- Exercise directions
Filter the listing below, copying every line in which the word "name" appears.

Collected data entries
[Start]
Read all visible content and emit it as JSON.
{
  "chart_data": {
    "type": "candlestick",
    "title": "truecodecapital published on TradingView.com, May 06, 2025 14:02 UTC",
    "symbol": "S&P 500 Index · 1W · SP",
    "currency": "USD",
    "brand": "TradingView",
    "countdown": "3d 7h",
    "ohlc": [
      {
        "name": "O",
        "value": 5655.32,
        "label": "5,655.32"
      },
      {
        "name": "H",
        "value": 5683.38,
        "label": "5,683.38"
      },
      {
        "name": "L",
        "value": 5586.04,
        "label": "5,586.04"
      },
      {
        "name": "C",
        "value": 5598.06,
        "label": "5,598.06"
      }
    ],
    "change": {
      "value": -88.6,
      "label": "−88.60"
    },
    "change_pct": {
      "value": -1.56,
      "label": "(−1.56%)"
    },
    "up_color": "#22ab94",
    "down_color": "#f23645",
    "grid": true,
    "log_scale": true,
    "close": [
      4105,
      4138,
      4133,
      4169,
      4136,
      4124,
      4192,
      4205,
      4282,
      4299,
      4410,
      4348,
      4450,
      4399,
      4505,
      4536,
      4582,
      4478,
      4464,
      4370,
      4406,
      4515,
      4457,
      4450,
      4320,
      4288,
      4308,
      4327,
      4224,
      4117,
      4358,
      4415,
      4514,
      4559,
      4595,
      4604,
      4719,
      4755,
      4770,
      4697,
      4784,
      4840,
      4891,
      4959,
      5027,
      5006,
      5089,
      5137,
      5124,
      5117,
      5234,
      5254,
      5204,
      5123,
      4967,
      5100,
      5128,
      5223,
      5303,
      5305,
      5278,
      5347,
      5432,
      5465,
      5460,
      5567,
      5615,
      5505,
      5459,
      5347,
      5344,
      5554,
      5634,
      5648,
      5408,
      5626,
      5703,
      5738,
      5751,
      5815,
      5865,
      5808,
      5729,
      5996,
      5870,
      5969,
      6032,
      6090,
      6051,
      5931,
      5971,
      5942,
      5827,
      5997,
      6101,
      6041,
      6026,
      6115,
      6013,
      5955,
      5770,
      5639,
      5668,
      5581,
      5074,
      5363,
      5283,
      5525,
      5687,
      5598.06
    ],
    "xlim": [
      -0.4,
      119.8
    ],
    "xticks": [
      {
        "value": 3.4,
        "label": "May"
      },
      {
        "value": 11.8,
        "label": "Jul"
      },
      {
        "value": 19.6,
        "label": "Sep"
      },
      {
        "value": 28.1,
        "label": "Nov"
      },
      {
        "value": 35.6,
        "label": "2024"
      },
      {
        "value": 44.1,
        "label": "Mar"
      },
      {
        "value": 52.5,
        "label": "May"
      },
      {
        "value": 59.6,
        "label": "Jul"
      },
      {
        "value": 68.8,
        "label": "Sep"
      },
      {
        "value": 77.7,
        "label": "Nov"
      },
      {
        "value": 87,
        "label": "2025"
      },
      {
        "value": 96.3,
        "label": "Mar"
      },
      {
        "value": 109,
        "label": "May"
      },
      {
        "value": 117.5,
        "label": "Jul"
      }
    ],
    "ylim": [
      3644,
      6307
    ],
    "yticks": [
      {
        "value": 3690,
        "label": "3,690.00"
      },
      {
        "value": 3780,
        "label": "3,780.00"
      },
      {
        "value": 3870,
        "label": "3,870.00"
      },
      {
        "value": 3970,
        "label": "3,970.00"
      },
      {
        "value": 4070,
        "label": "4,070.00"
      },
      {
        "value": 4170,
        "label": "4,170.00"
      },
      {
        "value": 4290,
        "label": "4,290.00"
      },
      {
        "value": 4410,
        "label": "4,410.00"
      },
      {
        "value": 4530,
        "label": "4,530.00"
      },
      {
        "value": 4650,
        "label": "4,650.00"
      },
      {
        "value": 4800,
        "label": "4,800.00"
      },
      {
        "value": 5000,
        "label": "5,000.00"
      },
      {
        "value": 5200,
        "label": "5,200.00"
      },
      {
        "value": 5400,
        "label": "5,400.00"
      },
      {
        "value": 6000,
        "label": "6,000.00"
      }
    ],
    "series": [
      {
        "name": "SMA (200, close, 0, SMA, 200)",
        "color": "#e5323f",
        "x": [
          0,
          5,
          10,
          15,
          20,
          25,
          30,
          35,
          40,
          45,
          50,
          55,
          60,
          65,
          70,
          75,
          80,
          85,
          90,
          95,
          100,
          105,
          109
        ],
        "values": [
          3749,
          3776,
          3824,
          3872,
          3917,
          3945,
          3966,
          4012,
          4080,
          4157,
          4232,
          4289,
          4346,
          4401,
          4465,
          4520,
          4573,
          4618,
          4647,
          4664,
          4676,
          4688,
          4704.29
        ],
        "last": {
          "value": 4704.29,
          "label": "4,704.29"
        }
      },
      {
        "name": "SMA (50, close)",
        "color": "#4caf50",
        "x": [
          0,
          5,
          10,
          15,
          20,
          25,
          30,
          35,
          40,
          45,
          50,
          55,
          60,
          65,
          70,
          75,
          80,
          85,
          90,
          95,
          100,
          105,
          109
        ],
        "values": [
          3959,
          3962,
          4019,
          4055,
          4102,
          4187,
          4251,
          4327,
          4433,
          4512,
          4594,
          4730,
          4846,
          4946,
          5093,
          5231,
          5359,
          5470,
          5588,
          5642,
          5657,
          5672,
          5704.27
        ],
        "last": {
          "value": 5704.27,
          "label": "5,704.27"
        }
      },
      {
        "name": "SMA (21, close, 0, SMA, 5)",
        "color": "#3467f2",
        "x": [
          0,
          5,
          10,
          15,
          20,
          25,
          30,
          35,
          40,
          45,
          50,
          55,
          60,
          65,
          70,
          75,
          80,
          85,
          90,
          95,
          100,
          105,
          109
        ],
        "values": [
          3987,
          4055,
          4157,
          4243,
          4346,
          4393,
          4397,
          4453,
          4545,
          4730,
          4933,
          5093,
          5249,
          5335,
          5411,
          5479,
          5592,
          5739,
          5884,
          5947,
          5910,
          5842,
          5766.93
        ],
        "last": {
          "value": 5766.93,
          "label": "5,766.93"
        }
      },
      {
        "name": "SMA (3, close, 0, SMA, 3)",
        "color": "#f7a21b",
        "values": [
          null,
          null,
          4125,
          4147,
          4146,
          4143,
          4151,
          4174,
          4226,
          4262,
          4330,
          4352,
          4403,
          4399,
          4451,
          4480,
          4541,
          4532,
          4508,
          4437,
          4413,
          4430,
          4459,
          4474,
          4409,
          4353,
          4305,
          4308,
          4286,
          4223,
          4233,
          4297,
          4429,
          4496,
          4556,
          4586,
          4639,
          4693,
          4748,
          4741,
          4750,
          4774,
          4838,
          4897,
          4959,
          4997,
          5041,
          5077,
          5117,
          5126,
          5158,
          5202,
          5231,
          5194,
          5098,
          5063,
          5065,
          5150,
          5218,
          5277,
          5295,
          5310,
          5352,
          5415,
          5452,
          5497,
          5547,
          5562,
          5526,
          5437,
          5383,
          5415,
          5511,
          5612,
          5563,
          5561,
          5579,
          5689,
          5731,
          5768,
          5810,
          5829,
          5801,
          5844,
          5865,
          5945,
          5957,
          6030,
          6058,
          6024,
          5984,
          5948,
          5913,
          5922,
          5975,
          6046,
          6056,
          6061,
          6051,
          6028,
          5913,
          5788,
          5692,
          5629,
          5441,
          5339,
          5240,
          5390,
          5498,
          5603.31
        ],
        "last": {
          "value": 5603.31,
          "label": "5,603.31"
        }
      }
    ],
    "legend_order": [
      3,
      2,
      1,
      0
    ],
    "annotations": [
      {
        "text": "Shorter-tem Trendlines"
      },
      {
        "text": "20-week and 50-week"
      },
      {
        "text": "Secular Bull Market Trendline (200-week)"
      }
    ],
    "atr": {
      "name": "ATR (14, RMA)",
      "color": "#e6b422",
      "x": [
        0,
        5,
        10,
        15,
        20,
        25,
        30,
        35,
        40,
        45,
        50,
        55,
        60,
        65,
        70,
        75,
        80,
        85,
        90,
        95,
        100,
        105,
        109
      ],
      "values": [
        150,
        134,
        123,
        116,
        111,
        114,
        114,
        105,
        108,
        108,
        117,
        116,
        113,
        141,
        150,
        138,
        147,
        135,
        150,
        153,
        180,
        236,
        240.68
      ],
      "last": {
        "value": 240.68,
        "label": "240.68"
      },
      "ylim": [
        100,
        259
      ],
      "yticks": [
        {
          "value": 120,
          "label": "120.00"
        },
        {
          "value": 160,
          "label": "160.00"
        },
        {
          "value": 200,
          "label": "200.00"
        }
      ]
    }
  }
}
[End]
- Answer for this exercise
        "name": "O",
        "name": "H",
        "name": "L",
        "name": "C",
        "name": "SMA (200, close, 0, SMA, 200)",
        "name": "SMA (50, close)",
        "name": "SMA (21, close, 0, SMA, 5)",
        "name": "SMA (3, close, 0, SMA, 3)",
      "name": "ATR (14, RMA)",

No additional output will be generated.